Instructions to follow: Give every entry again, word for word and in full.

— Start Information given —

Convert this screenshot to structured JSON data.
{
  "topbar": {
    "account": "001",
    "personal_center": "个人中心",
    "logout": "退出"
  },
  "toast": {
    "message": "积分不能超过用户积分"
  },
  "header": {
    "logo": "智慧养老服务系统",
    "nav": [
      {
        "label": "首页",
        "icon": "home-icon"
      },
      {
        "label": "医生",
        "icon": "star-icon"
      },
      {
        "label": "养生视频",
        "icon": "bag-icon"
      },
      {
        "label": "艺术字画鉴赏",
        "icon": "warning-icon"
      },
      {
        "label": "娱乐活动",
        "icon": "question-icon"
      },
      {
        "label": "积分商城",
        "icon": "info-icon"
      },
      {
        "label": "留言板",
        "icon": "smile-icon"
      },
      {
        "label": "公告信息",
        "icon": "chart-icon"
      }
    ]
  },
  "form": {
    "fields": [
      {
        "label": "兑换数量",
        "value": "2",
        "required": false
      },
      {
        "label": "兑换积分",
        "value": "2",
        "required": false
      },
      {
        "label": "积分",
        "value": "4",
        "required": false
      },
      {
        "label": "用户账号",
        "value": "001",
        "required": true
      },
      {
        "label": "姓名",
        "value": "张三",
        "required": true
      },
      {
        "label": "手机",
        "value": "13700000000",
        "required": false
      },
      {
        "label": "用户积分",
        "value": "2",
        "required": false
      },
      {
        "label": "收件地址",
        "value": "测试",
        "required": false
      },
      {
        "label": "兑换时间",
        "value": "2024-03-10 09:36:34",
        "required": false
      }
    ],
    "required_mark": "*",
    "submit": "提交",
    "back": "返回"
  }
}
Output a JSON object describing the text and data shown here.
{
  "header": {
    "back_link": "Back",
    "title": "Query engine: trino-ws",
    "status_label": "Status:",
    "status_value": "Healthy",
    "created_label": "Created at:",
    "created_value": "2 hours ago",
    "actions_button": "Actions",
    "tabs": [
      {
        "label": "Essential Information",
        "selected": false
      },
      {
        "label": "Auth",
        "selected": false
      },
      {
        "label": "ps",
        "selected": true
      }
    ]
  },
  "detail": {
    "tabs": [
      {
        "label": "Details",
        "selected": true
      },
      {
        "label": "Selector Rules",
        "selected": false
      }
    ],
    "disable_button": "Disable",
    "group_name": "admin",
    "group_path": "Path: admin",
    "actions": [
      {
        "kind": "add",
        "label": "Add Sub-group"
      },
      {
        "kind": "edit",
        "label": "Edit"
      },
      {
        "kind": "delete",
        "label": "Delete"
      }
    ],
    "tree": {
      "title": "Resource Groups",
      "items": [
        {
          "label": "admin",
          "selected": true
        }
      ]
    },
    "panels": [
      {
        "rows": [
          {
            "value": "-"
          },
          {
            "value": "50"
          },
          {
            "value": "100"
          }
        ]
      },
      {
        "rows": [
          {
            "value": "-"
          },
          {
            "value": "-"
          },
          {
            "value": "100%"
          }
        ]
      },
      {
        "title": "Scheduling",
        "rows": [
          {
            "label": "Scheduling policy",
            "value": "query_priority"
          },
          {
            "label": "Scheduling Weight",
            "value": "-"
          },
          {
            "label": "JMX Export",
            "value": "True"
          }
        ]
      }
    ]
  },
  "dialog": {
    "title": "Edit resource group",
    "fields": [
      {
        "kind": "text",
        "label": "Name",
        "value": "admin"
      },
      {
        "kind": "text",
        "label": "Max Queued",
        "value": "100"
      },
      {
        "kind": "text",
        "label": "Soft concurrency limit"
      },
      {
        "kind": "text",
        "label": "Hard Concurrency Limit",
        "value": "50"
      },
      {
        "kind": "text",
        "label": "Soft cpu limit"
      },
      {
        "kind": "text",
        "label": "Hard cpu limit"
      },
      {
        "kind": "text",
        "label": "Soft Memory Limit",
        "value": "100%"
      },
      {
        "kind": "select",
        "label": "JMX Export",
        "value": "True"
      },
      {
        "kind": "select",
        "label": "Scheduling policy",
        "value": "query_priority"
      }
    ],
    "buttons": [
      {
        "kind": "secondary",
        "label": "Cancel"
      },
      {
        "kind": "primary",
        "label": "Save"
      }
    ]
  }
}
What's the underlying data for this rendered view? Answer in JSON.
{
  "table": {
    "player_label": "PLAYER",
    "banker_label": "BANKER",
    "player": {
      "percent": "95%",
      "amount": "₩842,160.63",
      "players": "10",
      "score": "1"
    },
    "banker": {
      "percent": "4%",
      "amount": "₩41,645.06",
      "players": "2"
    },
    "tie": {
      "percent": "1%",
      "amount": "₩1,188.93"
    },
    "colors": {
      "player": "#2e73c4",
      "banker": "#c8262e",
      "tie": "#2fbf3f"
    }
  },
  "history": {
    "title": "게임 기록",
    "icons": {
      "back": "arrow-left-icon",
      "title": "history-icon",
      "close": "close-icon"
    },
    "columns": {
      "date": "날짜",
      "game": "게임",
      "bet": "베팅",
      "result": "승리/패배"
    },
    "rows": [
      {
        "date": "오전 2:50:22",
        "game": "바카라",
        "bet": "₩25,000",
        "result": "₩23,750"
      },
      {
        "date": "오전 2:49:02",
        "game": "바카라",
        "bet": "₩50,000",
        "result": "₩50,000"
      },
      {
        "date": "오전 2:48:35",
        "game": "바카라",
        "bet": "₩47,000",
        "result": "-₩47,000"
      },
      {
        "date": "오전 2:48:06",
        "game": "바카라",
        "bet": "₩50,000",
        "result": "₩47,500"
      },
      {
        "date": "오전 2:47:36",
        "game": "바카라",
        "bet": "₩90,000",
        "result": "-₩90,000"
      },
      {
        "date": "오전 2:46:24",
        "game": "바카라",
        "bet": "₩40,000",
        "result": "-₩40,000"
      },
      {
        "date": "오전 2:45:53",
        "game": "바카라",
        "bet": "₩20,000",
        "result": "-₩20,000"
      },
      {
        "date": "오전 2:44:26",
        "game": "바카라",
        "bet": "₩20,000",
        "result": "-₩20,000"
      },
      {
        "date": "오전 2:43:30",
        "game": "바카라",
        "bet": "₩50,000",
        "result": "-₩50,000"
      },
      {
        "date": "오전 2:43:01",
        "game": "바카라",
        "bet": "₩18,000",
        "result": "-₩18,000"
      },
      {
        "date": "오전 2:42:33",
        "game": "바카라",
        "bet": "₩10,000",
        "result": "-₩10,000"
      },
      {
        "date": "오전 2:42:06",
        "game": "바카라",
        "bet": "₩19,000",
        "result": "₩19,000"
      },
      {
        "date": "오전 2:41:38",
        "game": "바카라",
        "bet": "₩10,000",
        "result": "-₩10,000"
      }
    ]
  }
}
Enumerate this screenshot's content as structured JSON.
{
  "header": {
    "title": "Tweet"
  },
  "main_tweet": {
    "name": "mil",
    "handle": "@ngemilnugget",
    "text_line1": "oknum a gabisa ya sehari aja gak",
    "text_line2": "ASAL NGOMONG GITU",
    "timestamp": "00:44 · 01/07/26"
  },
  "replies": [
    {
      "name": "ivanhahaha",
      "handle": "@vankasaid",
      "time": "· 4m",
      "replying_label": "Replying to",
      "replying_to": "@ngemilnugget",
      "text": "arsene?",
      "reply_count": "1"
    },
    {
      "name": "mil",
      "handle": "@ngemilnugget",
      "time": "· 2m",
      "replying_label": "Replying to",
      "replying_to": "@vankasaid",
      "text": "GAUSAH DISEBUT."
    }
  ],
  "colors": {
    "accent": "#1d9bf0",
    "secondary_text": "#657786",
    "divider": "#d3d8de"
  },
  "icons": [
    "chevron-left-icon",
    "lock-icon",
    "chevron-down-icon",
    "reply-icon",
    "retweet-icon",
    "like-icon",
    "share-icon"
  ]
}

— End Information given —

Written answer:
Convert this screenshot to structured JSON data.
{
  "topbar": {
    "account": "001",
    "personal_center": "个人中心",
    "logout": "退出"
  },
  "toast": {
    "message": "积分不能超过用户积分"
  },
  "header": {
    "logo": "智慧养老服务系统",
    "nav": [
      {
        "label": "首页",
        "icon": "home-icon"
      },
      {
        "label": "医生",
        "icon": "star-icon"
      },
      {
        "label": "养生视频",
        "icon": "bag-icon"
      },
      {
        "label": "艺术字画鉴赏",
        "icon": "warning-icon"
      },
      {
        "label": "娱乐活动",
        "icon": "question-icon"
      },
      {
        "label": "积分商城",
        "icon": "info-icon"
      },
      {
        "label": "留言板",
        "icon": "smile-icon"
      },
      {
        "label": "公告信息",
        "icon": "chart-icon"
      }
    ]
  },
  "form": {
    "fields": [
      {
        "label": "兑换数量",
        "value": "2",
        "required": false
      },
      {
        "label": "兑换积分",
        "value": "2",
        "required": false
      },
      {
        "label": "积分",
        "value": "4",
        "required": false
      },
      {
        "label": "用户账号",
        "value": "001",
        "required": true
      },
      {
        "label": "姓名",
        "value": "张三",
        "required": true
      },
      {
        "label": "手机",
        "value": "13700000000",
        "required": false
      },
      {
        "label": "用户积分",
        "value": "2",
        "required": false
      },
      {
        "label": "收件地址",
        "value": "测试",
        "required": false
      },
      {
        "label": "兑换时间",
        "value": "2024-03-10 09:36:34",
        "required": false
      }
    ],
    "required_mark": "*",
    "submit": "提交",
    "back": "返回"
  }
}
Output a JSON object describing the text and data shown here.
{
  "header": {
    "back_link": "Back",
    "title": "Query engine: trino-ws",
    "status_label": "Status:",
    "status_value": "Healthy",
    "created_label": "Created at:",
    "created_value": "2 hours ago",
    "actions_button": "Actions",
    "tabs": [
      {
        "label": "Essential Information",
        "selected": false
      },
      {
        "label": "Auth",
        "selected": false
      },
      {
        "label": "ps",
        "selected": true
      }
    ]
  },
  "detail": {
    "tabs": [
      {
        "label": "Details",
        "selected": true
      },
      {
        "label": "Selector Rules",
        "selected": false
      }
    ],
    "disable_button": "Disable",
    "group_name": "admin",
    "group_path": "Path: admin",
    "actions": [
      {
        "kind": "add",
        "label": "Add Sub-group"
      },
      {
        "kind": "edit",
        "label": "Edit"
      },
      {
        "kind": "delete",
        "label": "Delete"
      }
    ],
    "tree": {
      "title": "Resource Groups",
      "items": [
        {
          "label": "admin",
          "selected": true
        }
      ]
    },
    "panels": [
      {
        "rows": [
          {
            "value": "-"
          },
          {
            "value": "50"
          },
          {
            "value": "100"
          }
        ]
      },
      {
        "rows": [
          {
            "value": "-"
          },
          {
            "value": "-"
          },
          {
            "value": "100%"
          }
        ]
      },
      {
        "title": "Scheduling",
        "rows": [
          {
            "label": "Scheduling policy",
            "value": "query_priority"
          },
          {
            "label": "Scheduling Weight",
            "value": "-"
          },
          {
            "label": "JMX Export",
            "value": "True"
          }
        ]
      }
    ]
  },
  "dialog": {
    "title": "Edit resource group",
    "fields": [
      {
        "kind": "text",
        "label": "Name",
        "value": "admin"
      },
      {
        "kind": "text",
        "label": "Max Queued",
        "value": "100"
      },
      {
        "kind": "text",
        "label": "Soft concurrency limit"
      },
      {
        "kind": "text",
        "label": "Hard Concurrency Limit",
        "value": "50"
      },
      {
        "kind": "text",
        "label": "Soft cpu limit"
      },
      {
        "kind": "text",
        "label": "Hard cpu limit"
      },
      {
        "kind": "text",
        "label": "Soft Memory Limit",
        "value": "100%"
      },
      {
        "kind": "select",
        "label": "JMX Export",
        "value": "True"
      },
      {
        "kind": "select",
        "label": "Scheduling policy",
        "value": "query_priority"
      }
    ],
    "buttons": [
      {
        "kind": "secondary",
        "label": "Cancel"
      },
      {
        "kind": "primary",
        "label": "Save"
      }
    ]
  }
}
What's the underlying data for this rendered view? Answer in JSON.
{
  "table": {
    "player_label": "PLAYER",
    "banker_label": "BANKER",
    "player": {
      "percent": "95%",
      "amount": "₩842,160.63",
      "players": "10",
      "score": "1"
    },
    "banker": {
      "percent": "4%",
      "amount": "₩41,645.06",
      "players": "2"
    },
    "tie": {
      "percent": "1%",
      "amount": "₩1,188.93"
    },
    "colors": {
      "player": "#2e73c4",
      "banker": "#c8262e",
      "tie": "#2fbf3f"
    }
  },
  "history": {
    "title": "게임 기록",
    "icons": {
      "back": "arrow-left-icon",
      "title": "history-icon",
      "close": "close-icon"
    },
    "columns": {
      "date": "날짜",
      "game": "게임",
      "bet": "베팅",
      "result": "승리/패배"
    },
    "rows": [
      {
        "date": "오전 2:50:22",
        "game": "바카라",
        "bet": "₩25,000",
        "result": "₩23,750"
      },
      {
        "date": "오전 2:49:02",
        "game": "바카라",
        "bet": "₩50,000",
        "result": "₩50,000"
      },
      {
        "date": "오전 2:48:35",
        "game": "바카라",
        "bet": "₩47,000",
        "result": "-₩47,000"
      },
      {
        "date": "오전 2:48:06",
        "game": "바카라",
        "bet": "₩50,000",
        "result": "₩47,500"
      },
      {
        "date": "오전 2:47:36",
        "game": "바카라",
        "bet": "₩90,000",
        "result": "-₩90,000"
      },
      {
        "date": "오전 2:46:24",
        "game": "바카라",
        "bet": "₩40,000",
        "result": "-₩40,000"
      },
      {
        "date": "오전 2:45:53",
        "game": "바카라",
        "bet": "₩20,000",
        "result": "-₩20,000"
      },
      {
        "date": "오전 2:44:26",
        "game": "바카라",
        "bet": "₩20,000",
        "result": "-₩20,000"
      },
      {
        "date": "오전 2:43:30",
        "game": "바카라",
        "bet": "₩50,000",
        "result": "-₩50,000"
      },
      {
        "date": "오전 2:43:01",
        "game": "바카라",
        "bet": "₩18,000",
        "result": "-₩18,000"
      },
      {
        "date": "오전 2:42:33",
        "game": "바카라",
        "bet": "₩10,000",
        "result": "-₩10,000"
      },
      {
        "date": "오전 2:42:06",
        "game": "바카라",
        "bet": "₩19,000",
        "result": "₩19,000"
      },
      {
        "date": "오전 2:41:38",
        "game": "바카라",
        "bet": "₩10,000",
        "result": "-₩10,000"
      }
    ]
  }
}
Enumerate this screenshot's content as structured JSON.
{
  "header": {
    "title": "Tweet"
  },
  "main_tweet": {
    "name": "mil",
    "handle": "@ngemilnugget",
    "text_line1": "oknum a gabisa ya sehari aja gak",
    "text_line2": "ASAL NGOMONG GITU",
    "timestamp": "00:44 · 01/07/26"
  },
  "replies": [
    {
      "name": "ivanhahaha",
      "handle": "@vankasaid",
      "time": "· 4m",
      "replying_label": "Replying to",
      "replying_to": "@ngemilnugget",
      "text": "arsene?",
      "reply_count": "1"
    },
    {
      "name": "mil",
      "handle": "@ngemilnugget",
      "time": "· 2m",
      "replying_label": "Replying to",
      "replying_to": "@vankasaid",
      "text": "GAUSAH DISEBUT."
    }
  ],
  "colors": {
    "accent": "#1d9bf0",
    "secondary_text": "#657786",
    "divider": "#d3d8de"
  },
  "icons": [
    "chevron-left-icon",
    "lock-icon",
    "chevron-down-icon",
    "reply-icon",
    "retweet-icon",
    "like-icon",
    "share-icon"
  ]
}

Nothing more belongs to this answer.